__GIVEN TASK__: Quote every line as given.

++++ INFORMATION PROVIDED

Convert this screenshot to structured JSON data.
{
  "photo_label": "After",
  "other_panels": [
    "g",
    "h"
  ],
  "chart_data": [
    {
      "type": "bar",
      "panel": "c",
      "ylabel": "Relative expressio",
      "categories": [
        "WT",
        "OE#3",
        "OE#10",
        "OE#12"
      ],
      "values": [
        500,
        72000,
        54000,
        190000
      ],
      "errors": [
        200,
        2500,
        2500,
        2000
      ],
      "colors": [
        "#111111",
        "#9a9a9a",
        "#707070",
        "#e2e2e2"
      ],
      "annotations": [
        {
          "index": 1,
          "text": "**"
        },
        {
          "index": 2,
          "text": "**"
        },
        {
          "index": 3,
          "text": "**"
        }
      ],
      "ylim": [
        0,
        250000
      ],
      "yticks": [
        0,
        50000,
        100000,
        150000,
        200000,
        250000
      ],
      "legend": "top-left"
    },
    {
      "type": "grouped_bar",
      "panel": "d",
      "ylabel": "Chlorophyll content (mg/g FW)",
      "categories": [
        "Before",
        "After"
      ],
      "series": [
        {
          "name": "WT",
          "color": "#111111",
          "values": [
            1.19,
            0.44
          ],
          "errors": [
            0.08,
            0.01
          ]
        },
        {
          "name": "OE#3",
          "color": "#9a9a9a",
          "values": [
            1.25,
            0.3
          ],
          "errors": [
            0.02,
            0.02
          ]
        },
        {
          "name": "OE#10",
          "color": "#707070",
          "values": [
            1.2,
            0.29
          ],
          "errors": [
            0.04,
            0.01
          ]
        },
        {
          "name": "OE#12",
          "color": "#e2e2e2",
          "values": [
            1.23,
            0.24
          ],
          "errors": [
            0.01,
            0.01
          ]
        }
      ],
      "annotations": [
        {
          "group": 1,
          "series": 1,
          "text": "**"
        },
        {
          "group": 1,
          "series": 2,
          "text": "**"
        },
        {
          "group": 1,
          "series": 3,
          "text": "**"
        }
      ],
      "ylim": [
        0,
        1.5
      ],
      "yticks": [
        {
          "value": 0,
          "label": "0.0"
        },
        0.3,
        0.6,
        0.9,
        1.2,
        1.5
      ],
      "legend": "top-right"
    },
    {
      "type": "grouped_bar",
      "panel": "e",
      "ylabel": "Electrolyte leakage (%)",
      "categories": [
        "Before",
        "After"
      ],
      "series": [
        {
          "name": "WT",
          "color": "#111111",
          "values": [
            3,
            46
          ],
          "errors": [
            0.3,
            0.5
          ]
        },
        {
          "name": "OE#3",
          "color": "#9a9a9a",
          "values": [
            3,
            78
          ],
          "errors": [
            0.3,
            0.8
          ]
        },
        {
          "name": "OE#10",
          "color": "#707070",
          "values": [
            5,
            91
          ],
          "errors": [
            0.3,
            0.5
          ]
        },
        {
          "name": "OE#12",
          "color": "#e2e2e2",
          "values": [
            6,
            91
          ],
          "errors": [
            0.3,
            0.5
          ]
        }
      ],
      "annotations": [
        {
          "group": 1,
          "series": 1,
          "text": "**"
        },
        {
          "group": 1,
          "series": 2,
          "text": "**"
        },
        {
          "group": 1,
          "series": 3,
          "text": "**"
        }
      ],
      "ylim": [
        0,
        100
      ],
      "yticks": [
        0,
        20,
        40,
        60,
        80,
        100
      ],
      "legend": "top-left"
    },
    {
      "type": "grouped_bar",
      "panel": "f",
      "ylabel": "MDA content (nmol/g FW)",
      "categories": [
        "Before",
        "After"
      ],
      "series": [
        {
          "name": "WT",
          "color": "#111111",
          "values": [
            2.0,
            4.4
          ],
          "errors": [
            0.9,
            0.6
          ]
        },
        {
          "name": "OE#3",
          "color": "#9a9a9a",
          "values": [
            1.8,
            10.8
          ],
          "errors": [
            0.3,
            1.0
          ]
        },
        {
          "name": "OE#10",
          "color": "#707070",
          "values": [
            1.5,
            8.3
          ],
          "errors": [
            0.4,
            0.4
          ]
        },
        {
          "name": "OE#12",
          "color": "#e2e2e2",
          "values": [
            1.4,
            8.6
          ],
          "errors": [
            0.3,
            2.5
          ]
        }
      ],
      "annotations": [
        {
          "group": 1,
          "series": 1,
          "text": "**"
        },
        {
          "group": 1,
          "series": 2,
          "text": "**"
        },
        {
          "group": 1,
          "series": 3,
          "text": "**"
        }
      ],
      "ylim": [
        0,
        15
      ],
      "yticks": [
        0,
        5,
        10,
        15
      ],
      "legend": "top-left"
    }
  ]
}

++++++++

__RESULT FOR THIS TASK__:
Convert this screenshot to structured JSON data.
{
  "photo_label": "After",
  "other_panels": [
    "g",
    "h"
  ],
  "chart_data": [
    {
      "type": "bar",
      "panel": "c",
      "ylabel": "Relative expressio",
      "categories": [
        "WT",
        "OE#3",
        "OE#10",
        "OE#12"
      ],
      "values": [
        500,
        72000,
        54000,
        190000
      ],
      "errors": [
        200,
        2500,
        2500,
        2000
      ],
      "colors": [
        "#111111",
        "#9a9a9a",
        "#707070",
        "#e2e2e2"
      ],
      "annotations": [
        {
          "index": 1,
          "text": "**"
        },
        {
          "index": 2,
          "text": "**"
        },
        {
          "index": 3,
          "text": "**"
        }
      ],
      "ylim": [
        0,
        250000
      ],
      "yticks": [
        0,
        50000,
        100000,
        150000,
        200000,
        250000
      ],
      "legend": "top-left"
    },
    {
      "type": "grouped_bar",
      "panel": "d",
      "ylabel": "Chlorophyll content (mg/g FW)",
      "categories": [
        "Before",
        "After"
      ],
      "series": [
        {
          "name": "WT",
          "color": "#111111",
          "values": [
            1.19,
            0.44
          ],
          "errors": [
            0.08,
            0.01
          ]
        },
        {
          "name": "OE#3",
          "color": "#9a9a9a",
          "values": [
            1.25,
            0.3
          ],
          "errors": [
            0.02,
            0.02
          ]
        },
        {
          "name": "OE#10",
          "color": "#707070",
          "values": [
            1.2,
            0.29
          ],
          "errors": [
            0.04,
            0.01
          ]
        },
        {
          "name": "OE#12",
          "color": "#e2e2e2",
          "values": [
            1.23,
            0.24
          ],
          "errors": [
            0.01,
            0.01
          ]
        }
      ],
      "annotations": [
        {
          "group": 1,
          "series": 1,
          "text": "**"
        },
        {
          "group": 1,
          "series": 2,
          "text": "**"
        },
        {
          "group": 1,
          "series": 3,
          "text": "**"
        }
      ],
      "ylim": [
        0,
        1.5
      ],
      "yticks": [
        {
          "value": 0,
          "label": "0.0"
        },
        0.3,
        0.6,
        0.9,
        1.2,
        1.5
      ],
      "legend": "top-right"
    },
    {
      "type": "grouped_bar",
      "panel": "e",
      "ylabel": "Electrolyte leakage (%)",
      "categories": [
        "Before",
        "After"
      ],
      "series": [
        {
          "name": "WT",
          "color": "#111111",
          "values": [
            3,
            46
          ],
          "errors": [
            0.3,
            0.5
          ]
        },
        {
          "name": "OE#3",
          "color": "#9a9a9a",
          "values": [
            3,
            78
          ],
          "errors": [
            0.3,
            0.8
          ]
        },
        {
          "name": "OE#10",
          "color": "#707070",
          "values": [
            5,
            91
          ],
          "errors": [
            0.3,
            0.5
          ]
        },
        {
          "name": "OE#12",
          "color": "#e2e2e2",
          "values": [
            6,
            91
          ],
          "errors": [
            0.3,
            0.5
          ]
        }
      ],
      "annotations": [
        {
          "group": 1,
          "series": 1,
          "text": "**"
        },
        {
          "group": 1,
          "series": 2,
          "text": "**"
        },
        {
          "group": 1,
          "series": 3,
          "text": "**"
        }
      ],
      "ylim": [
        0,
        100
      ],
      "yticks": [
        0,
        20,
        40,
        60,
        80,
        100
      ],
      "legend": "top-left"
    },
    {
      "type": "grouped_bar",
      "panel": "f",
      "ylabel": "MDA content (nmol/g FW)",
      "categories": [
        "Before",
        "After"
      ],
      "series": [
        {
          "name": "WT",
          "color": "#111111",
          "values": [
            2.0,
            4.4
          ],
          "errors": [
            0.9,
            0.6
          ]
        },
        {
          "name": "OE#3",
          "color": "#9a9a9a",
          "values": [
            1.8,
            10.8
          ],
          "errors": [
            0.3,
            1.0
          ]
        },
        {
          "name": "OE#10",
          "color": "#707070",
          "values": [
            1.5,
            8.3
          ],
          "errors": [
            0.4,
            0.4
          ]
        },
        {
          "name": "OE#12",
          "color": "#e2e2e2",
          "values": [
            1.4,
            8.6
          ],
          "errors": [
            0.3,
            2.5
          ]
        }
      ],
      "annotations": [
        {
          "group": 1,
          "series": 1,
          "text": "**"
        },
        {
          "group": 1,
          "series": 2,
          "text": "**"
        },
        {
          "group": 1,
          "series": 3,
          "text": "**"
        }
      ],
      "ylim": [
        0,
        15
      ],
      "yticks": [
        0,
        5,
        10,
        15
      ],
      "legend": "top-left"
    }
  ]
}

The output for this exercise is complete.